> _What needs to be done_:
Look through the data below and return each line where "ylabel" appears.
* * *
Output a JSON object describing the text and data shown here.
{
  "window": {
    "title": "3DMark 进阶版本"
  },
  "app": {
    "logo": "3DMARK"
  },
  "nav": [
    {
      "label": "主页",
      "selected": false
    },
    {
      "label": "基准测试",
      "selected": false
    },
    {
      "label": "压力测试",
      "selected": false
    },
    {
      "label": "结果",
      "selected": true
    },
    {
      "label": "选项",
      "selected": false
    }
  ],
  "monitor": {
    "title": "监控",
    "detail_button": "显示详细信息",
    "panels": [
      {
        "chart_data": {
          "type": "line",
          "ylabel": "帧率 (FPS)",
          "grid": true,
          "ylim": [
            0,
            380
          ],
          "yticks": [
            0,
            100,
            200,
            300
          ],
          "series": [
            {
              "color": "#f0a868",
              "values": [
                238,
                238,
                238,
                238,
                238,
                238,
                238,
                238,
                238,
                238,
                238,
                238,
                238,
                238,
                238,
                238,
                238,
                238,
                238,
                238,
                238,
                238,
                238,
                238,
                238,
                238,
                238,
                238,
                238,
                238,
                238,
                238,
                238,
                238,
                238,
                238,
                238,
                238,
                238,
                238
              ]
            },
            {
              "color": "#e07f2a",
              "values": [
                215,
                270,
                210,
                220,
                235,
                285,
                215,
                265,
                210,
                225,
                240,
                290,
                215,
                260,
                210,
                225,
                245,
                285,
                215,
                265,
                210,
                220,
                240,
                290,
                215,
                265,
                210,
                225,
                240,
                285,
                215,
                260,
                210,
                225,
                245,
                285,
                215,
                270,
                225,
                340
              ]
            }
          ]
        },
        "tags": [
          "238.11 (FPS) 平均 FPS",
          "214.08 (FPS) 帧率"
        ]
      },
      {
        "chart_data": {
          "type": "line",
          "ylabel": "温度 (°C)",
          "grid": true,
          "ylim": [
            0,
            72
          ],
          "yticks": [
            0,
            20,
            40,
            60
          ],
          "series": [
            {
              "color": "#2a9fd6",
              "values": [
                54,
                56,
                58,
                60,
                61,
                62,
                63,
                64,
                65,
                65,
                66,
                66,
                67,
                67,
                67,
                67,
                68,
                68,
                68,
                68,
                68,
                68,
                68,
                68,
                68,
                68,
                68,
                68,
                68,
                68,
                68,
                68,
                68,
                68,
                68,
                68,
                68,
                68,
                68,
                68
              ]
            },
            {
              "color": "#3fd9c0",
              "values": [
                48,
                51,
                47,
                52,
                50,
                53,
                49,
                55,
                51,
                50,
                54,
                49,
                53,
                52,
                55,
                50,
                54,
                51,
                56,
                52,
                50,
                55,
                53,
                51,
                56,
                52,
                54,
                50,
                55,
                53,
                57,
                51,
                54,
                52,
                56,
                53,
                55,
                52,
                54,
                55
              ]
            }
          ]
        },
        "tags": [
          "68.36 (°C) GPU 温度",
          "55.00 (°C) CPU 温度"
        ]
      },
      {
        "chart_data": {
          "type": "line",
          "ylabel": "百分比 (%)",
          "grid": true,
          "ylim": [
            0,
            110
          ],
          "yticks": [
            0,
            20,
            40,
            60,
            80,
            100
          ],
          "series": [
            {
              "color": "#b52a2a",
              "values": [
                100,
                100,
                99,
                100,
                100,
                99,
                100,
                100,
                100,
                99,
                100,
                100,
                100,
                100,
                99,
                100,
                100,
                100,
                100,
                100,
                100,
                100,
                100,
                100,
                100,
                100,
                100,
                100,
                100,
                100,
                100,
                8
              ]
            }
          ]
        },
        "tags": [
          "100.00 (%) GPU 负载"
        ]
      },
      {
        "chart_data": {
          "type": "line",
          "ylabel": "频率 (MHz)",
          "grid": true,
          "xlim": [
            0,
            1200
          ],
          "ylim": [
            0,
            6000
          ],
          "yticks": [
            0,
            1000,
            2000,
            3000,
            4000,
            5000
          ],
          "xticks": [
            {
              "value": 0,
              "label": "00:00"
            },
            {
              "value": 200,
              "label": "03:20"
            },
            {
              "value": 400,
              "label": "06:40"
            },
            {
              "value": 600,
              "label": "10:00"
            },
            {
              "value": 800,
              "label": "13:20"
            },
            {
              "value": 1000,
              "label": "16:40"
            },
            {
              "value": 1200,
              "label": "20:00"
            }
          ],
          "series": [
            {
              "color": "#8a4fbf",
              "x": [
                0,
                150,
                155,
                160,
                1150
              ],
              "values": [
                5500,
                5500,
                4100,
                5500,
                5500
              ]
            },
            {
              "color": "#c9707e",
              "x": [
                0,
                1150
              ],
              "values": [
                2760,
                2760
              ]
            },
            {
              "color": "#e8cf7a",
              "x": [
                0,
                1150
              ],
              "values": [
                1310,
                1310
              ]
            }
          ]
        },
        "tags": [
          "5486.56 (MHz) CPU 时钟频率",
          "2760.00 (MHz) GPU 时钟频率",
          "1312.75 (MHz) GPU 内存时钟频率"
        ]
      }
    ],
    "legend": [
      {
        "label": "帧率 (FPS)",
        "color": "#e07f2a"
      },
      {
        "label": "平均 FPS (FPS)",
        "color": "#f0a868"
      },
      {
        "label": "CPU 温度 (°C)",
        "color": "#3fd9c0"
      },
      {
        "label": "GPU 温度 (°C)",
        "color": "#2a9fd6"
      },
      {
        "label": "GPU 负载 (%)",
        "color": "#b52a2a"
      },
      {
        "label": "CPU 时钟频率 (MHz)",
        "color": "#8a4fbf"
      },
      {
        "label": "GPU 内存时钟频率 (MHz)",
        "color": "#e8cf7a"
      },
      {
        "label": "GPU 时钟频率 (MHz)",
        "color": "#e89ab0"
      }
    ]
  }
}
* * *
> _Answer to this problem_:
          "ylabel": "帧率 (FPS)",
          "ylabel": "温度 (°C)",
          "ylabel": "百分比 (%)",
          "ylabel": "频率 (MHz)",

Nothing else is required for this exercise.